### Problem statement
Please list every sentence in the nuclear energy excerpt below that ends with a question mark.

### Document excerpt
As far as carbon emissions goes, then there remains the (except for Blair and David King) entirely unresolved question of just how far nuclear can help, and whether the vast subsidies that will need to be pumped into construction, maintenance and decommissioning might not be better spent on research into improving solar cell efficiency and developing hydrogen fuel.  Whether ‘policy must change’ necessarily equals ‘let’s throw stupid amounts of money at nuclear’ remains unproven.

But if we think a little more about the fundamental problem of the nature of our responsibility to future generations, then it seems Blair is really missing the point, or perhaps ignoring it even though it’s staring him in the face.  As a new justificatory tack to take, this is very interesting.  I don’t remember, say, PFI being sold to us on the basis of our responsibility to the future.  Perhaps because this was an example of the familiar accountant’s practice of future-discounting, whereby the costs and benefits of a policy are assumed to decrease the longer it takes for them to be taken up.  On this assumption, it makes sense to put off costs as long as possible, and seize benefits as soon as possible – crudely, to ensure that whatever you do, you live to reap the benefits and die before you have to pay the costs.  With PFI (if you’re really, I mean, incredibly lucky) you get a hospital in six months, but the cost is spread out over 30 years – and those alive thirty years’ hence find they’re still paying for something which is now in fine falling-down condition.  But then with nuclear energy, we get increased energy generating capacity now, with the huge cost of decommissioning being taken up say 50-70 years in the future.  Will the owners of the plants be able to pay?  Are the current estimated costs accurate?  Or will they go up and up, as the costs of decommissioning nuclear plants tend to?  A lot of uncertainty there, on the basis of which it would arguably be pretty irresponsible to act: but hey, there is the certainty that we’d get more generating capacity if we built more nuclear power plants.  So that’s all right then.

### Dataset content
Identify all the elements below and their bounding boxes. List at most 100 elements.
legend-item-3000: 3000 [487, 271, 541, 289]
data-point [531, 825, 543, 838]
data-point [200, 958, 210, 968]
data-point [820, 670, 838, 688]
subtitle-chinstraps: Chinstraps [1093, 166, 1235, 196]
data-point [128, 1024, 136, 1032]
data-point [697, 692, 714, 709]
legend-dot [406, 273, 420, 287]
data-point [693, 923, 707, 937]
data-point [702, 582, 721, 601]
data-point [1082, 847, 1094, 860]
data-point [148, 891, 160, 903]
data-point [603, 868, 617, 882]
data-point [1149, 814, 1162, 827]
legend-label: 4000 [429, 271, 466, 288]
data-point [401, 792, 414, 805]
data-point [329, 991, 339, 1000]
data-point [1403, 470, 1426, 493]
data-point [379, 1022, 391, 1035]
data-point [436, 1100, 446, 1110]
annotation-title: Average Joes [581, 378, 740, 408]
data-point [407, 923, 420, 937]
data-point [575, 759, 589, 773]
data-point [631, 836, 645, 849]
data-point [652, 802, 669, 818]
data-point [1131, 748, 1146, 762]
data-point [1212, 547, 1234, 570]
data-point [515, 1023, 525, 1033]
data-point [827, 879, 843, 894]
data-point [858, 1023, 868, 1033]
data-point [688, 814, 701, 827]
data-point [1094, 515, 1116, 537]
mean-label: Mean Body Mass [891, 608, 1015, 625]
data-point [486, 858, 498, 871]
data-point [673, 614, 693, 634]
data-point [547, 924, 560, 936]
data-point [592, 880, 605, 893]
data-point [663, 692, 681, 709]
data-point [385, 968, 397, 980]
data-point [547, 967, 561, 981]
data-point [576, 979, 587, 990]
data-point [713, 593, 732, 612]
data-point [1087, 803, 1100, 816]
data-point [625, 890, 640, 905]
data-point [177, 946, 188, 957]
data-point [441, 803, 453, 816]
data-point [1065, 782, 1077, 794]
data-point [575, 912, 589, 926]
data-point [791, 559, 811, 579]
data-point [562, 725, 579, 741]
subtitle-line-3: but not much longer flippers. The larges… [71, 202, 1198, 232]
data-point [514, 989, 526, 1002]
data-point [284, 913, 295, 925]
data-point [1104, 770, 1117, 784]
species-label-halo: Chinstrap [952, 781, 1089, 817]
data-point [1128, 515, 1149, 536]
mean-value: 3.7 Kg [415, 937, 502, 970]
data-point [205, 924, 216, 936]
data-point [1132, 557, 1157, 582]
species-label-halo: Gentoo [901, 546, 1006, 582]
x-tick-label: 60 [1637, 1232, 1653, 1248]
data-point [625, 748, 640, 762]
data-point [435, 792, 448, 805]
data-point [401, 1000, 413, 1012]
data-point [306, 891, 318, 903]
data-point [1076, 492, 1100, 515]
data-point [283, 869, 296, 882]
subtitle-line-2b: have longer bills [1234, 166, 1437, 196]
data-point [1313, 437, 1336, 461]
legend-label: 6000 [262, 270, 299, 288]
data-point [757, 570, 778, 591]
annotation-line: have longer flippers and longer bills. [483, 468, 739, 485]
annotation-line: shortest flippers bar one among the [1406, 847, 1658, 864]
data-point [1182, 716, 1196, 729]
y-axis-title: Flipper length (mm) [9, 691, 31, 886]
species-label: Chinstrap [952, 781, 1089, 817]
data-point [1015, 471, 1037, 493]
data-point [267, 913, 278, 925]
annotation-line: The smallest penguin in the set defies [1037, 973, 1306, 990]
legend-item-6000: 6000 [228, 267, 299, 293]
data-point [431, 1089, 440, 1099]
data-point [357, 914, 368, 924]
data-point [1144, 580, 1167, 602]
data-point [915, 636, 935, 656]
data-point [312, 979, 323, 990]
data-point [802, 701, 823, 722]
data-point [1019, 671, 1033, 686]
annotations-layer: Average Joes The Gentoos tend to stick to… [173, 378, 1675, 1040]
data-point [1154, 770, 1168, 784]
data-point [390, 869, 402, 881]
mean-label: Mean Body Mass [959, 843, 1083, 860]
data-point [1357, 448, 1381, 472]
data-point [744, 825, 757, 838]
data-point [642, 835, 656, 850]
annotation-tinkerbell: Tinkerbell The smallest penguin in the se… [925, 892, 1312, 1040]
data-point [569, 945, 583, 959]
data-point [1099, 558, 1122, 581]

### Response box
- "Will the owners of the plants be able to pay?"
- "Are the current estimated costs accurate?"
- "Or will they go up and up, as the costs of decommissioning nuclear plants tend to?"